====== PROVIDED INFORMATION ======

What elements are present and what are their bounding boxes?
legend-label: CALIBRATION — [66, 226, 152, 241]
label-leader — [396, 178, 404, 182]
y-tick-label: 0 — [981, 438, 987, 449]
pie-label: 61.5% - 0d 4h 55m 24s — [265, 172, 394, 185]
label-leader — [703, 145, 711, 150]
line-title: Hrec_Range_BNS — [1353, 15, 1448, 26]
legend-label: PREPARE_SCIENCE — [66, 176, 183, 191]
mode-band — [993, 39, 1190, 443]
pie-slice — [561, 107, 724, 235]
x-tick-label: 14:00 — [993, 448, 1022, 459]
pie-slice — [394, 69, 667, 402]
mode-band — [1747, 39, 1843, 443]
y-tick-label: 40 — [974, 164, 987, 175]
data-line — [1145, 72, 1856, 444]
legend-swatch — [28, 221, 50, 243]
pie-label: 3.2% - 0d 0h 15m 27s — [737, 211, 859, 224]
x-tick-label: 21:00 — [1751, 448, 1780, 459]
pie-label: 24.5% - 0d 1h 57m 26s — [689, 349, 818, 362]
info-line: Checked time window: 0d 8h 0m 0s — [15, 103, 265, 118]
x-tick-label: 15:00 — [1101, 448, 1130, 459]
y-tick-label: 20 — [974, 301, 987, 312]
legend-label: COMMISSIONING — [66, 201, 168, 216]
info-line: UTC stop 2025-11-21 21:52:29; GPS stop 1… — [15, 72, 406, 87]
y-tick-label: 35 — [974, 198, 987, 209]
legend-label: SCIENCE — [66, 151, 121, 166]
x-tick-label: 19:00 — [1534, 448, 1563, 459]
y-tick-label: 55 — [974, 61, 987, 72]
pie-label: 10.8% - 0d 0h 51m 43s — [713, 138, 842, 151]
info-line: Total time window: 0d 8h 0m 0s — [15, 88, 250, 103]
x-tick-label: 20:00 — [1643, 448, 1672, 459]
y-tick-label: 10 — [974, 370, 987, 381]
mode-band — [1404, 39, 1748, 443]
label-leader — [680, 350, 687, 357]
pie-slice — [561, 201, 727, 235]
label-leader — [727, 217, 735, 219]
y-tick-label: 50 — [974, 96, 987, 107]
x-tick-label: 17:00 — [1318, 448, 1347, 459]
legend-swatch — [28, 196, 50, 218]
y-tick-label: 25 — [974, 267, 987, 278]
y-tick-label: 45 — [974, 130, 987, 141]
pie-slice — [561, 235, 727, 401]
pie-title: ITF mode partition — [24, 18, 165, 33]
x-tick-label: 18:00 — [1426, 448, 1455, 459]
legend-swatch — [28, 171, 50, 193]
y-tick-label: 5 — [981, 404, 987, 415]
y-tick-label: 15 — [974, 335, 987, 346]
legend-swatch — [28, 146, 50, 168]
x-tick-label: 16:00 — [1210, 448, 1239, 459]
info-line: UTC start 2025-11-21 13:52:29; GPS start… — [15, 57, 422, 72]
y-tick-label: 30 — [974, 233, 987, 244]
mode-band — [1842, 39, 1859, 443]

======

Please rewrite everything from the start of the listing down to the line containing "legend-label: PREPARE_SCIENCE —", renaming "label-leader" to "leader-line" and leaving all else unchanged.

OUTPUT OF THE TASK
What elements are present and what are their bounding boxes?
legend-label: CALIBRATION — [66, 226, 152, 241]
leader-line — [396, 178, 404, 182]
y-tick-label: 0 — [981, 438, 987, 449]
pie-label: 61.5% - 0d 4h 55m 24s — [265, 172, 394, 185]
leader-line — [703, 145, 711, 150]
line-title: Hrec_Range_BNS — [1353, 15, 1448, 26]
legend-label: PREPARE_SCIENCE — [66, 176, 183, 191]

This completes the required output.